◆ What is expected ◆
Work out how many lines hold the string "text". The answer is a single number, nothing more.

◆ Data provided ◆
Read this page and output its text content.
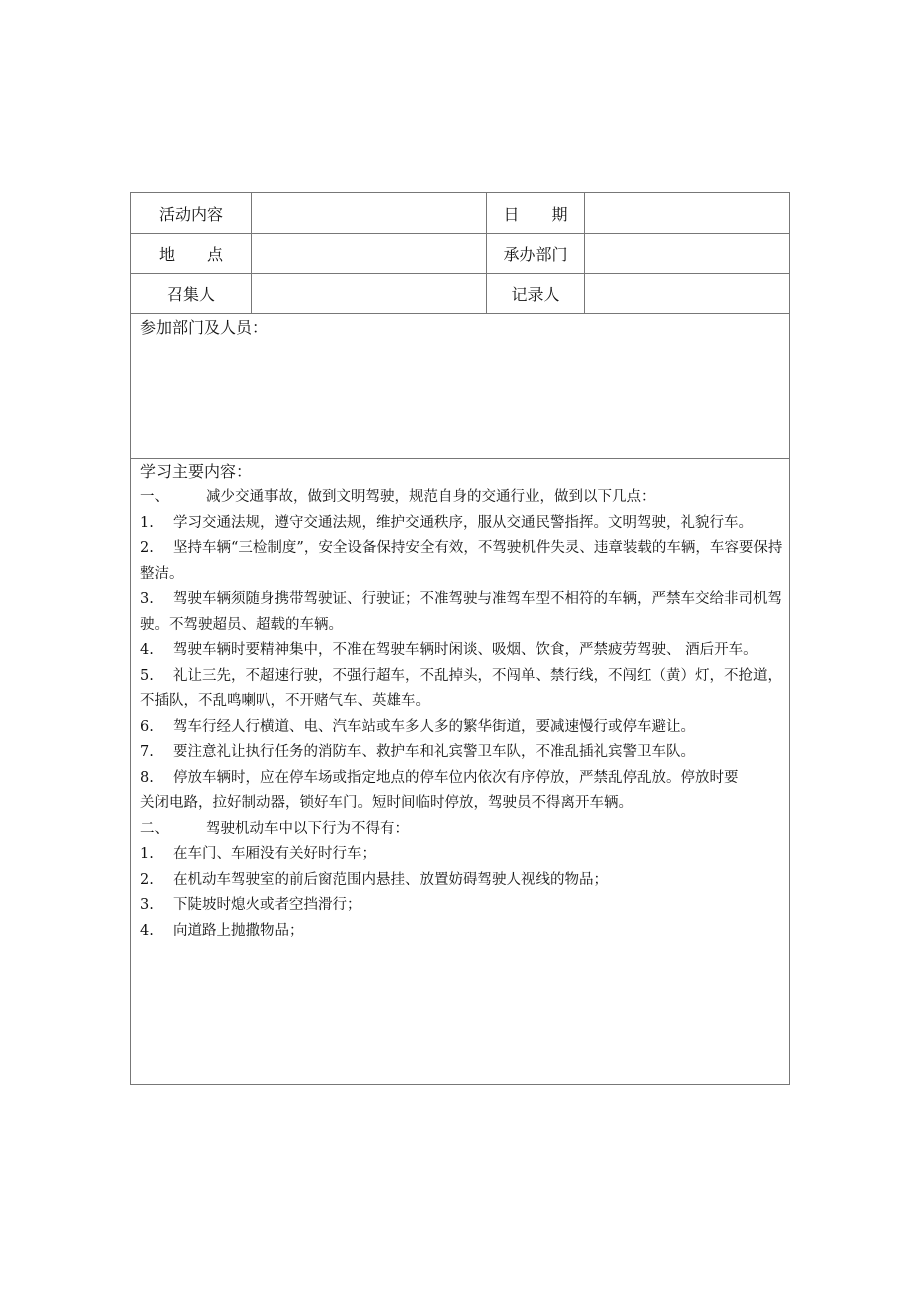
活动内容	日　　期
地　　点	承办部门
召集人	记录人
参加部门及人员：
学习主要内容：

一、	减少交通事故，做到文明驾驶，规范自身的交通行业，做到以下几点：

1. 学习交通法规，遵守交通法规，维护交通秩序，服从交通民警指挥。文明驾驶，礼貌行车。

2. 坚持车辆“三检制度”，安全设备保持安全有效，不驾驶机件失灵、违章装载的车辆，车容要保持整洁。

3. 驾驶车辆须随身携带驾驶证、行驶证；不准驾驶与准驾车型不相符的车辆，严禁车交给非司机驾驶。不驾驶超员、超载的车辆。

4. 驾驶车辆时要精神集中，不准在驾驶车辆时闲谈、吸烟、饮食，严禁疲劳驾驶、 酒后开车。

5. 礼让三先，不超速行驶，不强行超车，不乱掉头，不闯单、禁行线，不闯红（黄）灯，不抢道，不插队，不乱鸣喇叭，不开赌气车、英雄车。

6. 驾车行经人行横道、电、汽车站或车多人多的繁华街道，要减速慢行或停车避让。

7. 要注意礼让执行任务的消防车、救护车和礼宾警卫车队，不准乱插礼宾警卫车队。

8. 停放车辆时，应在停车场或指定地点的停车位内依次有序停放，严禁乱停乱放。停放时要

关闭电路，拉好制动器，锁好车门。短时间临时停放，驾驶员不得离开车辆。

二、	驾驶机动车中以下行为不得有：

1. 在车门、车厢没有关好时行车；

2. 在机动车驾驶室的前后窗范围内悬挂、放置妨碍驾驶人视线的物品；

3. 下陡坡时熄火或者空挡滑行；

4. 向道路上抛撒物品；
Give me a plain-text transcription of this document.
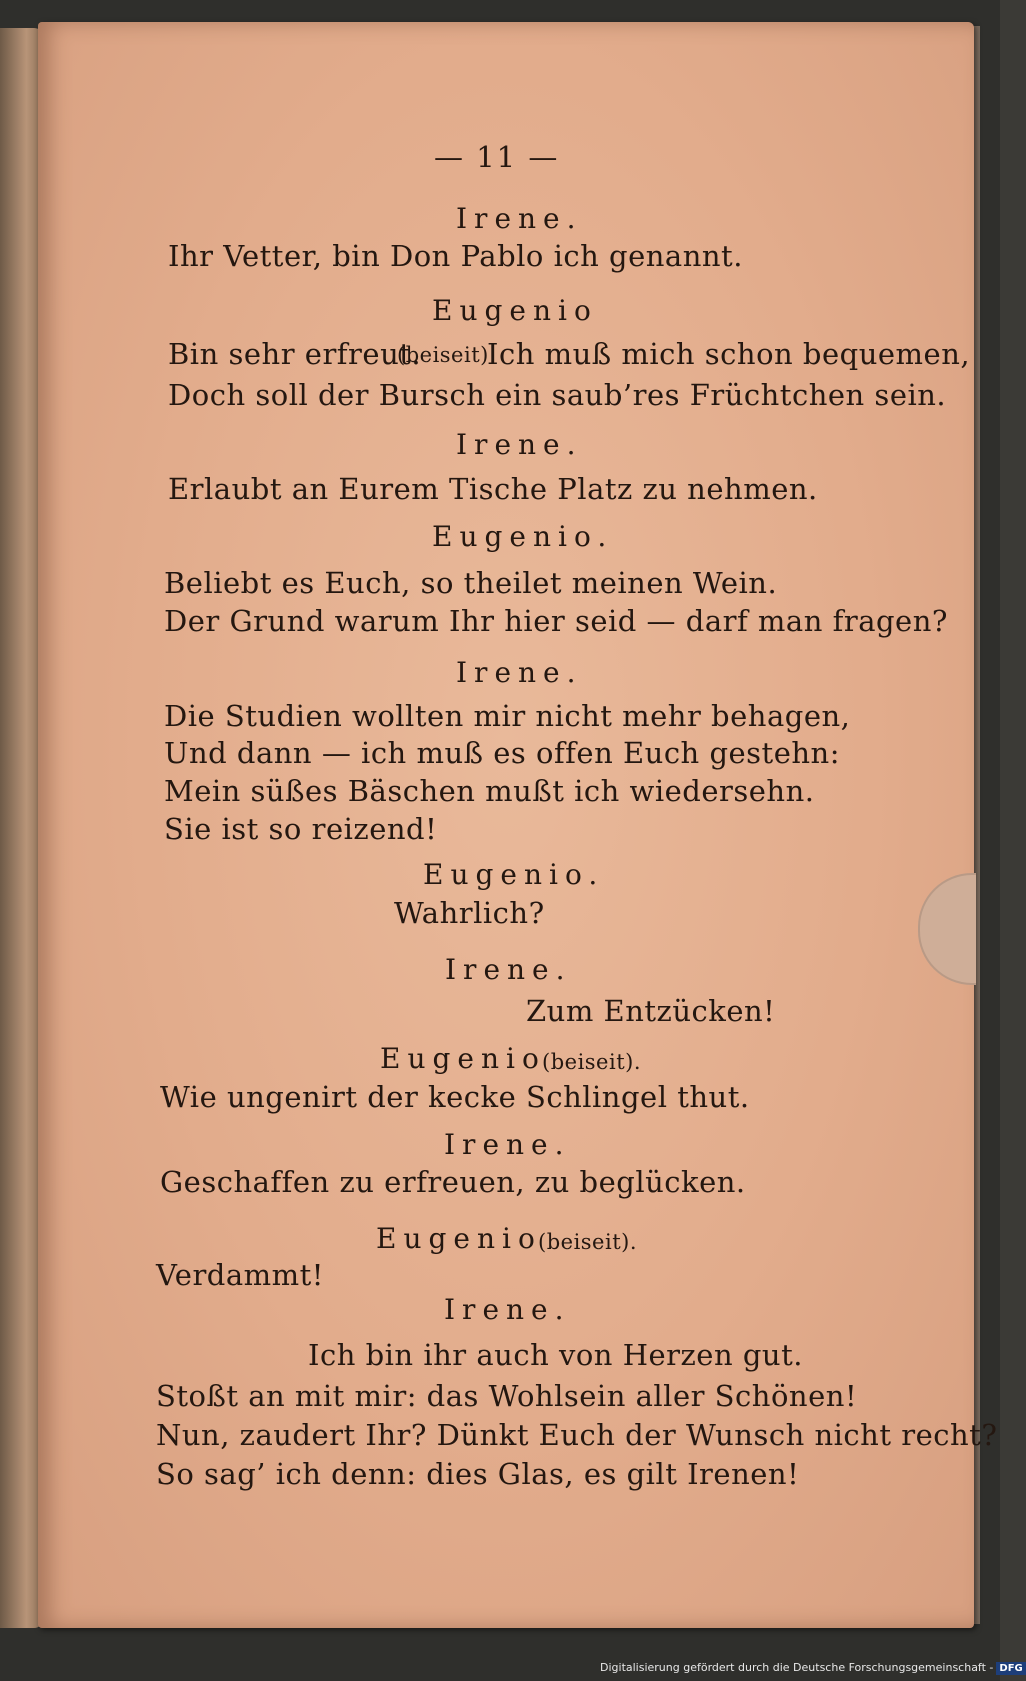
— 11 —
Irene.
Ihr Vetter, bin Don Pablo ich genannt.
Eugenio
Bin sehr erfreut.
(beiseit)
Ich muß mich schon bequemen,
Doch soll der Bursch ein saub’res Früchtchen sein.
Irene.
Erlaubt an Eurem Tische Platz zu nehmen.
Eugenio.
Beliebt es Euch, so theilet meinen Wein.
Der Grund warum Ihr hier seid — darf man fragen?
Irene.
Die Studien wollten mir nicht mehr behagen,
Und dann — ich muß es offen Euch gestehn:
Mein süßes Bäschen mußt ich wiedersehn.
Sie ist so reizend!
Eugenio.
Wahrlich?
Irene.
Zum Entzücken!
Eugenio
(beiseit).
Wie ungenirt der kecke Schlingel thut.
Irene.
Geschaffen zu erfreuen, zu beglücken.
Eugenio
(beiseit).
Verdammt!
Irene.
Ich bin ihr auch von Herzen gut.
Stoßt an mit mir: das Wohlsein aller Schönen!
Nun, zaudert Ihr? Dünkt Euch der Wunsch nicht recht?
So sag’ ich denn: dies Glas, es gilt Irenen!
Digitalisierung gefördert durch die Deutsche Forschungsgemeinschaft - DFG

◆ Answer to the problem ◆
2